TASK STATEMENT: Return the whole listing, keeping every character the same.

DATA FOR PROCESSING:
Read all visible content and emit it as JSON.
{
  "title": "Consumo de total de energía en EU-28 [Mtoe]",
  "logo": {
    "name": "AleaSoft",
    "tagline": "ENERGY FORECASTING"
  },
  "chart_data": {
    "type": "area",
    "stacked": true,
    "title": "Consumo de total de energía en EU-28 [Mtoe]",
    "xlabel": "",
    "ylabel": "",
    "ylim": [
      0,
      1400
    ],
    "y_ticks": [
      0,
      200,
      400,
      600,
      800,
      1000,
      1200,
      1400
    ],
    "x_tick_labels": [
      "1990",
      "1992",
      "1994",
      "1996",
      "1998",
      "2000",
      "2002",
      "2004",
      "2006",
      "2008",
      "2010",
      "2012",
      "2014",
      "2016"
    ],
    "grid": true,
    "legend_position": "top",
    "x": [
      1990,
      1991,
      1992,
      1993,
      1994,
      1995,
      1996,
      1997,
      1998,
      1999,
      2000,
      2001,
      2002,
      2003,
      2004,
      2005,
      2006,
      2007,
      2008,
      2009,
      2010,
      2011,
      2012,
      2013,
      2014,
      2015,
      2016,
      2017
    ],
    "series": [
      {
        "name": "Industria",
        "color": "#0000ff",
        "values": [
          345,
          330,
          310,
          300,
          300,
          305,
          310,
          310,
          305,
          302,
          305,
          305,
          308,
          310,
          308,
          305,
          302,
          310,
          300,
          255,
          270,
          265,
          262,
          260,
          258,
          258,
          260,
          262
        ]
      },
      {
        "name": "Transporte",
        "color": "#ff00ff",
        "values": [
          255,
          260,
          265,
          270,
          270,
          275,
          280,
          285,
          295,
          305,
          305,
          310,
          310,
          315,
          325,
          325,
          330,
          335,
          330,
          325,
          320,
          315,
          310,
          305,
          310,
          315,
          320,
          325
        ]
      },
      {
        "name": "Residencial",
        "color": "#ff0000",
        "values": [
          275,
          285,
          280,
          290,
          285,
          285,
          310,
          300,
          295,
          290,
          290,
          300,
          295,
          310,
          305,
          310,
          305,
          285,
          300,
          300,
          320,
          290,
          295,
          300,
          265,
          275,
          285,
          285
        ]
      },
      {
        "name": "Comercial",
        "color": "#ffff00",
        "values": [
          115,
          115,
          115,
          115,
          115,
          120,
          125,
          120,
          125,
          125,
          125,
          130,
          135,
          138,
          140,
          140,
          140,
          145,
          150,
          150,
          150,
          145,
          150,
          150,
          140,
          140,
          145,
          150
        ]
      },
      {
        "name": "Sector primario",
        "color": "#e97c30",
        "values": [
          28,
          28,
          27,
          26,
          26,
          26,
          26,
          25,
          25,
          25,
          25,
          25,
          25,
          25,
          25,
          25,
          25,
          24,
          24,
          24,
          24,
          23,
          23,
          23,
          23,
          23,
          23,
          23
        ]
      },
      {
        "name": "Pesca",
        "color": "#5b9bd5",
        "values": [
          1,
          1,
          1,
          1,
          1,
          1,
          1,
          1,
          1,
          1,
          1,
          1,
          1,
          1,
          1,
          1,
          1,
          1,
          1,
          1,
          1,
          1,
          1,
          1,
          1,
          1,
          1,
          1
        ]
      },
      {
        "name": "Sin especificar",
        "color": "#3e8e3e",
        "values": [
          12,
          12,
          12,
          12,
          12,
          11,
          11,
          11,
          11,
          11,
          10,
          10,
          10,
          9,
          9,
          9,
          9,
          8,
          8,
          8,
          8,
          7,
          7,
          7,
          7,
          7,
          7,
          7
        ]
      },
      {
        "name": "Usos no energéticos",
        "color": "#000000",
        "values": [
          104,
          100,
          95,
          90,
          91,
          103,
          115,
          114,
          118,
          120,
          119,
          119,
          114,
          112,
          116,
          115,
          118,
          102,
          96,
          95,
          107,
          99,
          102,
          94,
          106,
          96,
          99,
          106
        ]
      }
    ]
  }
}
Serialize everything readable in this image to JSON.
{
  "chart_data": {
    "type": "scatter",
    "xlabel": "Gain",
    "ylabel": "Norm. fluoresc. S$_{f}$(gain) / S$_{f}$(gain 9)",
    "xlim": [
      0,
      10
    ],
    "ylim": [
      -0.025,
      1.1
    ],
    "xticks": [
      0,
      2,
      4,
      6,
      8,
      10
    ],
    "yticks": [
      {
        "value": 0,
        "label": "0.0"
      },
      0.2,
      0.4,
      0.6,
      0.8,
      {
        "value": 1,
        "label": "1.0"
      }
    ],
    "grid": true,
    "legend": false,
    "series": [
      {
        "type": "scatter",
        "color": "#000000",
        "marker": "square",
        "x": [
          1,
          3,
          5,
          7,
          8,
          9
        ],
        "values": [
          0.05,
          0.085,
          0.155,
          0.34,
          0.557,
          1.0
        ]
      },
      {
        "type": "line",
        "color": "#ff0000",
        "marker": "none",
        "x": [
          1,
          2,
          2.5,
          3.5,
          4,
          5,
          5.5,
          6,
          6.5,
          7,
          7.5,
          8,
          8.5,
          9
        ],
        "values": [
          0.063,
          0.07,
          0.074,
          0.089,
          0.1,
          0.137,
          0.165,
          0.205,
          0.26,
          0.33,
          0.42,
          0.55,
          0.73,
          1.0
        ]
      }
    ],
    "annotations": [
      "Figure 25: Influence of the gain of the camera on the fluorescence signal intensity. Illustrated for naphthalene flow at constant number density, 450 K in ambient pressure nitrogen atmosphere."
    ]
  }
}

EXERCISE OUTPUT:
Read all visible content and emit it as JSON.
{
  "title": "Consumo de total de energía en EU-28 [Mtoe]",
  "logo": {
    "name": "AleaSoft",
    "tagline": "ENERGY FORECASTING"
  },
  "chart_data": {
    "type": "area",
    "stacked": true,
    "title": "Consumo de total de energía en EU-28 [Mtoe]",
    "xlabel": "",
    "ylabel": "",
    "ylim": [
      0,
      1400
    ],
    "y_ticks": [
      0,
      200,
      400,
      600,
      800,
      1000,
      1200,
      1400
    ],
    "x_tick_labels": [
      "1990",
      "1992",
      "1994",
      "1996",
      "1998",
      "2000",
      "2002",
      "2004",
      "2006",
      "2008",
      "2010",
      "2012",
      "2014",
      "2016"
    ],
    "grid": true,
    "legend_position": "top",
    "x": [
      1990,
      1991,
      1992,
      1993,
      1994,
      1995,
      1996,
      1997,
      1998,
      1999,
      2000,
      2001,
      2002,
      2003,
      2004,
      2005,
      2006,
      2007,
      2008,
      2009,
      2010,
      2011,
      2012,
      2013,
      2014,
      2015,
      2016,
      2017
    ],
    "series": [
      {
        "name": "Industria",
        "color": "#0000ff",
        "values": [
          345,
          330,
          310,
          300,
          300,
          305,
          310,
          310,
          305,
          302,
          305,
          305,
          308,
          310,
          308,
          305,
          302,
          310,
          300,
          255,
          270,
          265,
          262,
          260,
          258,
          258,
          260,
          262
        ]
      },
      {
        "name": "Transporte",
        "color": "#ff00ff",
        "values": [
          255,
          260,
          265,
          270,
          270,
          275,
          280,
          285,
          295,
          305,
          305,
          310,
          310,
          315,
          325,
          325,
          330,
          335,
          330,
          325,
          320,
          315,
          310,
          305,
          310,
          315,
          320,
          325
        ]
      },
      {
        "name": "Residencial",
        "color": "#ff0000",
        "values": [
          275,
          285,
          280,
          290,
          285,
          285,
          310,
          300,
          295,
          290,
          290,
          300,
          295,
          310,
          305,
          310,
          305,
          285,
          300,
          300,
          320,
          290,
          295,
          300,
          265,
          275,
          285,
          285
        ]
      },
      {
        "name": "Comercial",
        "color": "#ffff00",
        "values": [
          115,
          115,
          115,
          115,
          115,
          120,
          125,
          120,
          125,
          125,
          125,
          130,
          135,
          138,
          140,
          140,
          140,
          145,
          150,
          150,
          150,
          145,
          150,
          150,
          140,
          140,
          145,
          150
        ]
      },
      {
        "name": "Sector primario",
        "color": "#e97c30",
        "values": [
          28,
          28,
          27,
          26,
          26,
          26,
          26,
          25,
          25,
          25,
          25,
          25,
          25,
          25,
          25,
          25,
          25,
          24,
          24,
          24,
          24,
          23,
          23,
          23,
          23,
          23,
          23,
          23
        ]
      },
      {
        "name": "Pesca",
        "color": "#5b9bd5",
        "values": [
          1,
          1,
          1,
          1,
          1,
          1,
          1,
          1,
          1,
          1,
          1,
          1,
          1,
          1,
          1,
          1,
          1,
          1,
          1,
          1,
          1,
          1,
          1,
          1,
          1,
          1,
          1,
          1
        ]
      },
      {
        "name": "Sin especificar",
        "color": "#3e8e3e",
        "values": [
          12,
          12,
          12,
          12,
          12,
          11,
          11,
          11,
          11,
          11,
          10,
          10,
          10,
          9,
          9,
          9,
          9,
          8,
          8,
          8,
          8,
          7,
          7,
          7,
          7,
          7,
          7,
          7
        ]
      },
      {
        "name": "Usos no energéticos",
        "color": "#000000",
        "values": [
          104,
          100,
          95,
          90,
          91,
          103,
          115,
          114,
          118,
          120,
          119,
          119,
          114,
          112,
          116,
          115,
          118,
          102,
          96,
          95,
          107,
          99,
          102,
          94,
          106,
          96,
          99,
          106
        ]
      }
    ]
  }
}
Serialize everything readable in this image to JSON.
{
  "chart_data": {
    "type": "scatter",
    "xlabel": "Gain",
    "ylabel": "Norm. fluoresc. S$_{f}$(gain) / S$_{f}$(gain 9)",
    "xlim": [
      0,
      10
    ],
    "ylim": [
      -0.025,
      1.1
    ],
    "xticks": [
      0,
      2,
      4,
      6,
      8,
      10
    ],
    "yticks": [
      {
        "value": 0,
        "label": "0.0"
      },
      0.2,
      0.4,
      0.6,
      0.8,
      {
        "value": 1,
        "label": "1.0"
      }
    ],
    "grid": true,
    "legend": false,
    "series": [
      {
        "type": "scatter",
        "color": "#000000",
        "marker": "square",
        "x": [
          1,
          3,
          5,
          7,
          8,
          9
        ],
        "values": [
          0.05,
          0.085,
          0.155,
          0.34,
          0.557,
          1.0
        ]
      },
      {
        "type": "line",
        "color": "#ff0000",
        "marker": "none",
        "x": [
          1,
          2,
          2.5,
          3.5,
          4,
          5,
          5.5,
          6,
          6.5,
          7,
          7.5,
          8,
          8.5,
          9
        ],
        "values": [
          0.063,
          0.07,
          0.074,
          0.089,
          0.1,
          0.137,
          0.165,
          0.205,
          0.26,
          0.33,
          0.42,
          0.55,
          0.73,
          1.0
        ]
      }
    ],
    "annotations": [
      "Figure 25: Influence of the gain of the camera on the fluorescence signal intensity. Illustrated for naphthalene flow at constant number density, 450 K in ambient pressure nitrogen atmosphere."
    ]
  }
}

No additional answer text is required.